## EXERCISE MATERIAL
────────────────────────────────────────

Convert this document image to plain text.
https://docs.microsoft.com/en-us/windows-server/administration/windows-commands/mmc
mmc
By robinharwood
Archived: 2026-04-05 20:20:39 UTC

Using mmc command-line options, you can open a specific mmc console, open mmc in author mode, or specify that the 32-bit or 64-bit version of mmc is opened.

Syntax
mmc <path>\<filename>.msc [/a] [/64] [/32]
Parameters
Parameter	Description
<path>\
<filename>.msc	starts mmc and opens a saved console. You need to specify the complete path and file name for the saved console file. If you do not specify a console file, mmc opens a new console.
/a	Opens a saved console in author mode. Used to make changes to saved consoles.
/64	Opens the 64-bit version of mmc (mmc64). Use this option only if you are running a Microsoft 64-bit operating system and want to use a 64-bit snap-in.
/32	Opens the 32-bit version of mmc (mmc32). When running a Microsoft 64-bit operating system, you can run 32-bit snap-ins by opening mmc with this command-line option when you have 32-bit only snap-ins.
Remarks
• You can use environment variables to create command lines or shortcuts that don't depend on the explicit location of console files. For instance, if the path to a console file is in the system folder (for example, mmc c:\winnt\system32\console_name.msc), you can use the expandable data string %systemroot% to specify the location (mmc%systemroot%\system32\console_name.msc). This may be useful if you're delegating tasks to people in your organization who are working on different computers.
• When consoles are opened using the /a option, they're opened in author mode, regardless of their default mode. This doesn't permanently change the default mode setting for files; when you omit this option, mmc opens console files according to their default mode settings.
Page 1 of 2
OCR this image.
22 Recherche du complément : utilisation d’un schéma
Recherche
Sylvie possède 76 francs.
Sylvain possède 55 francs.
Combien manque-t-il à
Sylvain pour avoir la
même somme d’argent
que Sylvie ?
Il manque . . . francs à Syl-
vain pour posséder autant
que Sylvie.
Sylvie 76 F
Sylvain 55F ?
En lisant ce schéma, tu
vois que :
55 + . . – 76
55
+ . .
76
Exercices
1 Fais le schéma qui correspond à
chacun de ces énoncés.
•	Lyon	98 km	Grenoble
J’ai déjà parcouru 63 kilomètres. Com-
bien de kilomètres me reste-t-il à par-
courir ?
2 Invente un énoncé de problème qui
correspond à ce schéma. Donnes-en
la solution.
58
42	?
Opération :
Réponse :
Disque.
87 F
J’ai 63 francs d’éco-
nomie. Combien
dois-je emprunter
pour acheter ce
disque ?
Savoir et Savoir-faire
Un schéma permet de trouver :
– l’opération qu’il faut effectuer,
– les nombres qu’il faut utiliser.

────────────────────────────────────────

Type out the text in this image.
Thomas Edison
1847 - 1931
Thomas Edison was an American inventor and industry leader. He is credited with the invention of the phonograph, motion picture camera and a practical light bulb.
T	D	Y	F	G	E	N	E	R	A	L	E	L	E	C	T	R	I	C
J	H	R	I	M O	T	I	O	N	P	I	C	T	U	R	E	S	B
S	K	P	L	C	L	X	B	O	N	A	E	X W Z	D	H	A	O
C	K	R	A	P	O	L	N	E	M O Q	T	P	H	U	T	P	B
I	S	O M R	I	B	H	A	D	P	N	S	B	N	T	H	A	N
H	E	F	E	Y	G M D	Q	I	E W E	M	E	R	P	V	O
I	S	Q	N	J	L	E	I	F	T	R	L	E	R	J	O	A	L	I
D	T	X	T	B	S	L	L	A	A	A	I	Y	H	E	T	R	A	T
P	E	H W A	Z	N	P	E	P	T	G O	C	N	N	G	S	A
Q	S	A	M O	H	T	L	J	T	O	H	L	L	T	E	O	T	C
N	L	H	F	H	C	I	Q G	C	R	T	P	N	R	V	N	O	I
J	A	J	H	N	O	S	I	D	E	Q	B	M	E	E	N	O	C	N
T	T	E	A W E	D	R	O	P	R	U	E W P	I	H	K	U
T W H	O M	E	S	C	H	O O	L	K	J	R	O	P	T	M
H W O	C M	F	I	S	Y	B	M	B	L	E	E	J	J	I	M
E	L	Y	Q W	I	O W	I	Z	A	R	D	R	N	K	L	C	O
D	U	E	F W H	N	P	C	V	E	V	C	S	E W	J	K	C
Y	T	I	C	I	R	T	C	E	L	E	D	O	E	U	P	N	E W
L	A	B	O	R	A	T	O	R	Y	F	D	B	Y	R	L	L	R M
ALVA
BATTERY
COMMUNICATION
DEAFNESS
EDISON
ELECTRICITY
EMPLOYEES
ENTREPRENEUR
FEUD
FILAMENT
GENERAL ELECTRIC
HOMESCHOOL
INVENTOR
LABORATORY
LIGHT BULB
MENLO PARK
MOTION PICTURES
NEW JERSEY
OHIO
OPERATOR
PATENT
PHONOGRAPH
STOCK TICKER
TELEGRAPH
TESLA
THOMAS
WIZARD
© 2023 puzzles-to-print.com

────────────────────────────────────────

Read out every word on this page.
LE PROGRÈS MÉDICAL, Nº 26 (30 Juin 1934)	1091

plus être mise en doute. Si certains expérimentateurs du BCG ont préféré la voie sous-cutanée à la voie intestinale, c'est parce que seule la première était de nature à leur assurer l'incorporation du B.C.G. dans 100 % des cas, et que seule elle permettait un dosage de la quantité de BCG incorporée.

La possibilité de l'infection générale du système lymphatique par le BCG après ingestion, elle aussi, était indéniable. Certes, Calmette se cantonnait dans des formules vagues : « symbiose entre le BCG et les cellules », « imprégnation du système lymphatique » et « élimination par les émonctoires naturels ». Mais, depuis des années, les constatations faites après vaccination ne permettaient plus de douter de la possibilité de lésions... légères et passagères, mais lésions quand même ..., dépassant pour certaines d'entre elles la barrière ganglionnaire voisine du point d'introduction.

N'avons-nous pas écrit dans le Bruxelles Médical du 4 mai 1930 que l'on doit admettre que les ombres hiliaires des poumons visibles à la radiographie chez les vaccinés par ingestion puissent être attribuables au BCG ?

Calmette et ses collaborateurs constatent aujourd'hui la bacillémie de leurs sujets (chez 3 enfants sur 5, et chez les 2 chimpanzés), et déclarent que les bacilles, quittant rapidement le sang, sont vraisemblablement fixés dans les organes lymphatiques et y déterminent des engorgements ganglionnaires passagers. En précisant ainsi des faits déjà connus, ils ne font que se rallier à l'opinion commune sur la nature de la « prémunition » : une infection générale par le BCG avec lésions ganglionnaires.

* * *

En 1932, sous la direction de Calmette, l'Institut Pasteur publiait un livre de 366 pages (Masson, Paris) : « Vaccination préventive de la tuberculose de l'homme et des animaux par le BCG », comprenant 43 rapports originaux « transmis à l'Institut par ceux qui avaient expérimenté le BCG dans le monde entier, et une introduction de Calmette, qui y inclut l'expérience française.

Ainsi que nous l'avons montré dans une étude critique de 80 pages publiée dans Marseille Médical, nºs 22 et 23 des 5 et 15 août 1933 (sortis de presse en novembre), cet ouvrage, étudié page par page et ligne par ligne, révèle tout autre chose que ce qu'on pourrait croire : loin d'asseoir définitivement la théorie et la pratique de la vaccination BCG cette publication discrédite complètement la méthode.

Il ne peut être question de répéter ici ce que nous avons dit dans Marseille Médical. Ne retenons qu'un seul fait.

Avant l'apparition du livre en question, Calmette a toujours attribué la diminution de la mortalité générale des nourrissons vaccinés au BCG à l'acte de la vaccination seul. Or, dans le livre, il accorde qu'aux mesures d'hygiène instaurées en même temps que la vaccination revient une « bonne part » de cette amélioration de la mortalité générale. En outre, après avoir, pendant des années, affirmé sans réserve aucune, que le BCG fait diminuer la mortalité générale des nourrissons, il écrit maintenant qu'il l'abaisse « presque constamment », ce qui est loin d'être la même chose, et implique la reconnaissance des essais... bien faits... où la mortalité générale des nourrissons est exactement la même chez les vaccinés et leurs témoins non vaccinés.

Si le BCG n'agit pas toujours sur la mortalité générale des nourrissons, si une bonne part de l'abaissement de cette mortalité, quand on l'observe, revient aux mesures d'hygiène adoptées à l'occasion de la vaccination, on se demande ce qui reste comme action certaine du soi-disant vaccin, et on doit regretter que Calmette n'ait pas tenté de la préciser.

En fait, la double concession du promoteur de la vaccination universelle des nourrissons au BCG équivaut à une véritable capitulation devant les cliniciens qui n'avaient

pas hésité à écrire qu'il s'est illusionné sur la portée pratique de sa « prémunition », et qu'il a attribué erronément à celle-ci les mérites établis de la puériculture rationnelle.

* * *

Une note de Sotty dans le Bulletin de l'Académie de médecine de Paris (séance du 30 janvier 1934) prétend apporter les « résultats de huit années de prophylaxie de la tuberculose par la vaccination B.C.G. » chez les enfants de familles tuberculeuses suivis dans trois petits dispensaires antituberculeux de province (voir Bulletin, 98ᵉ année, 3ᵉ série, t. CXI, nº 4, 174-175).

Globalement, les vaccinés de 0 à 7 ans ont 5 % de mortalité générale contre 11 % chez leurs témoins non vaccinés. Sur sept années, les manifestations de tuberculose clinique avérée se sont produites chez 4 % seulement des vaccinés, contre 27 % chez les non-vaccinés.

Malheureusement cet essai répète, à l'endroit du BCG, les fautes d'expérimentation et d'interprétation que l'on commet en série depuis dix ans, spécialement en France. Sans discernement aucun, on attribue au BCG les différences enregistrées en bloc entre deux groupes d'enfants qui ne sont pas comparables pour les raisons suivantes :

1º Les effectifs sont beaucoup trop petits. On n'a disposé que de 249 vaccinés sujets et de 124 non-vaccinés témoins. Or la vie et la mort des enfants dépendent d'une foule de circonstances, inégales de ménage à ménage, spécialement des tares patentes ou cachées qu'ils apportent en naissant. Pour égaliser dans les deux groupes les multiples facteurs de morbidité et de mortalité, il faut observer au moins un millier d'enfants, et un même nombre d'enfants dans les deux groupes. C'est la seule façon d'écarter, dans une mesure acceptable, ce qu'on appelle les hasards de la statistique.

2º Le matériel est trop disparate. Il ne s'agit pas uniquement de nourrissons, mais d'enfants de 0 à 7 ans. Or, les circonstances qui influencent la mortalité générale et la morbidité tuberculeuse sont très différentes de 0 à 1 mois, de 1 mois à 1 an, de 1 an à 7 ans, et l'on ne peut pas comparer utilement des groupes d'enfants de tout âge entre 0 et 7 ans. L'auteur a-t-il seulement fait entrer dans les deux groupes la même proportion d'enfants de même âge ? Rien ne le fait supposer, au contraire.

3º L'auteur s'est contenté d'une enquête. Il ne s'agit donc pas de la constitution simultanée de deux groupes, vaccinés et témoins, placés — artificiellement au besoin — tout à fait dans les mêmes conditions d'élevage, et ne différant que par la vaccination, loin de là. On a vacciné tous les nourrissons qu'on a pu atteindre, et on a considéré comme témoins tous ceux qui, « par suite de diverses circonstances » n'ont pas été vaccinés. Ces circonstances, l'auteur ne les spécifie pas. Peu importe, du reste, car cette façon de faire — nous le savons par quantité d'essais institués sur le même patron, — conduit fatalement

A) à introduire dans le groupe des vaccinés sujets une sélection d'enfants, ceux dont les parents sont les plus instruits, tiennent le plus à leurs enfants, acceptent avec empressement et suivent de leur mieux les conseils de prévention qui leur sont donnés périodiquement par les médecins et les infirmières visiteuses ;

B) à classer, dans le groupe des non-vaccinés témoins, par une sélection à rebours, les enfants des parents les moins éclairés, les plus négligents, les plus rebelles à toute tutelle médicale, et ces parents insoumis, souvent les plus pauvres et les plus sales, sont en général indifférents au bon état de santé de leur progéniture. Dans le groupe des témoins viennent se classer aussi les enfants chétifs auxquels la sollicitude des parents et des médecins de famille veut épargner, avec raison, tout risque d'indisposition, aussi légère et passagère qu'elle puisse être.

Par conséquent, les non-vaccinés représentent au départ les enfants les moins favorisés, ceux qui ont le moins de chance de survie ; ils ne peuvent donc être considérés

────────────────────────────────────────

## WHAT NEEDS TO BE DONE
Find the word "possède" in the data and show each line that holds it.

## OUTPUT FOR THIS EXERCISE
Sylvie possède 76 francs.
Sylvain possède 55 francs.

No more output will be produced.